# What is needed:
Check each line of the material below for the string "submitted", then report how many lines have it, and nothing else.

# Working data:
━━━

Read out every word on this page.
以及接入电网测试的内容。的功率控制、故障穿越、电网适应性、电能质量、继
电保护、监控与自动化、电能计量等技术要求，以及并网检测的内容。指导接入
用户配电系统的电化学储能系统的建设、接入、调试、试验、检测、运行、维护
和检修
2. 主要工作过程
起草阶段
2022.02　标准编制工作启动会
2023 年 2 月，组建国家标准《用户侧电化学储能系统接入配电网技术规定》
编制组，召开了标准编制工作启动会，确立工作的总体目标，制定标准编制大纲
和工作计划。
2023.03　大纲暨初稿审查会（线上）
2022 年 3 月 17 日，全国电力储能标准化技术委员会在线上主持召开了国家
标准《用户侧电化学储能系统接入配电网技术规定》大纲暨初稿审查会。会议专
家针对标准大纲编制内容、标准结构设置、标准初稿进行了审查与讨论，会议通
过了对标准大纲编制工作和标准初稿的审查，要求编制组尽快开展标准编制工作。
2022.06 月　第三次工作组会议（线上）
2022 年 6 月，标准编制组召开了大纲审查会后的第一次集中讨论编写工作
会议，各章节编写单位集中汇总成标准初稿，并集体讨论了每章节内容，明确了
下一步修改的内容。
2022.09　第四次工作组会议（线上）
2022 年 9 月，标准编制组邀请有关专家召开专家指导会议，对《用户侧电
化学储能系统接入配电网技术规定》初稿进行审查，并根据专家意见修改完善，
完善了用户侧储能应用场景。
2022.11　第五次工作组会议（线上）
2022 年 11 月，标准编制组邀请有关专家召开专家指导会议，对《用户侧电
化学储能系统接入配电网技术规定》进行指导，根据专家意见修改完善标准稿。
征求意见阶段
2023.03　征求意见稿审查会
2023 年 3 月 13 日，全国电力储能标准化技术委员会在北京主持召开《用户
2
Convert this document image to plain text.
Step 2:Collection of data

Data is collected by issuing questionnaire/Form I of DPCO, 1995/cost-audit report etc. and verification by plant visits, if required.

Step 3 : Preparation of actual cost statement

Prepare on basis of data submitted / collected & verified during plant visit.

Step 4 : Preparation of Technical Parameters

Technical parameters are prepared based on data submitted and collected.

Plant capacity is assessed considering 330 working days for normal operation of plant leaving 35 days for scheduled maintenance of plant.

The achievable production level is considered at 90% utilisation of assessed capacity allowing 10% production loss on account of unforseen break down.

━━━

# Exercise answer:
2